◆ REQUIRED WORK:
Which lines below hold the word "Dexos"? Report each one.

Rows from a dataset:
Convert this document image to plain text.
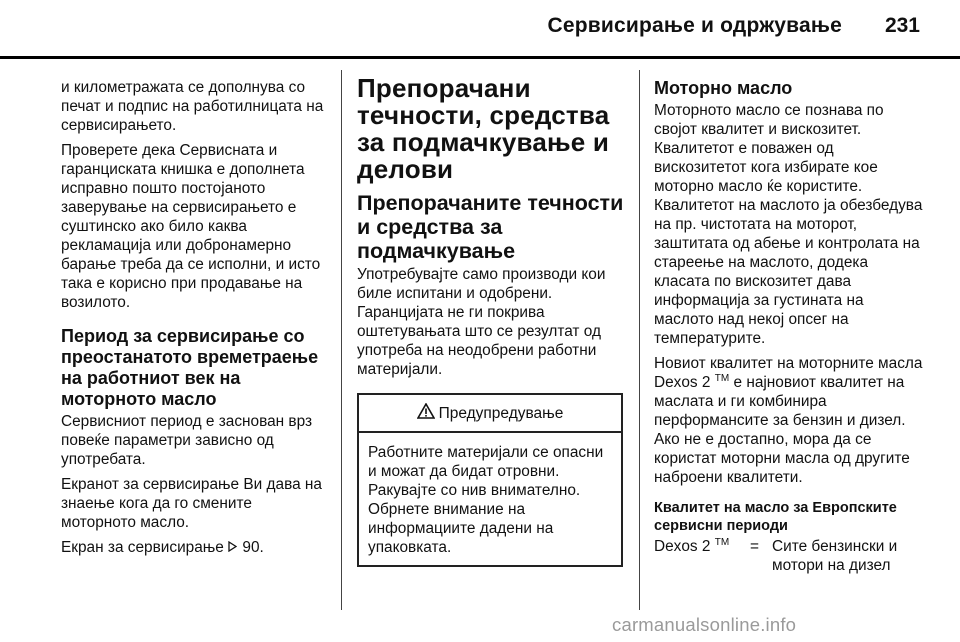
Сервисирање и одржување 231

и километражата се дополнува со печат и подпис на работилницата на сервисирањето.

Проверете дека Сервисната и гаранциската книшка е дополнета исправно пошто постојаното заверување на сервисирањето е суштинско ако било каква рекламација или добронамерно барање треба да се исполни, и исто така е корисно при продавање на возилото.

Период за сервисирање со преостанатото времетраење на работниот век на моторното масло

Сервисниот период е заснован врз повеќе параметри зависно од употребата.

Екранот за сервисирање Ви дава на знаење кога да го смените моторното масло.

Екран за сервисирање 90.

Препорачани течности, средства за подмачкување и делови
Препорачаните течности и средства за подмачкување

Употребувајте само производи кои биле испитани и одобрени. Гаранцијата не ги покрива оштетувањата што се резултат од употреба на неодобрени работни материјали.

Предупредување
Работните материјали се опасни и можат да бидат отровни. Ракувајте со нив внимателно. Обрнете внимание на информациите дадени на упаковката.
Моторно масло

Моторното масло се познава по својот квалитет и вискозитет. Квалитетот е поважен од вискозитетот кога избирате кое моторно масло ќе користите. Квалитетот на маслото ја обезбедува на пр. чистотата на моторот, заштитата од абење и контролата на стареење на маслото, додека класата по вискозитет дава информација за густината на маслото над некој опсег на температурите.

Новиот квалитет на моторните масла Dexos 2 ™ е најновиот квалитет на маслата и ги комбинира перформансите за бензин и дизел. Ако не е достапно, мора да се користат моторни масла од другите наброени квалитети.

Квалитет на масло за Европските сервисни периоди
Dexos 2 ™	= Сите бензински и мотори на дизел
carmanualsonline.info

◆ RESPONSE:
Новиот квалитет на моторните масла Dexos 2 ™ е најновиот квалитет на маслата и ги комбинира перформансите за бензин и дизел. Ако не е достапно, мора да се користат моторни масла од другите наброени квалитети.
Dexos 2 ™	= Сите бензински и мотори на дизел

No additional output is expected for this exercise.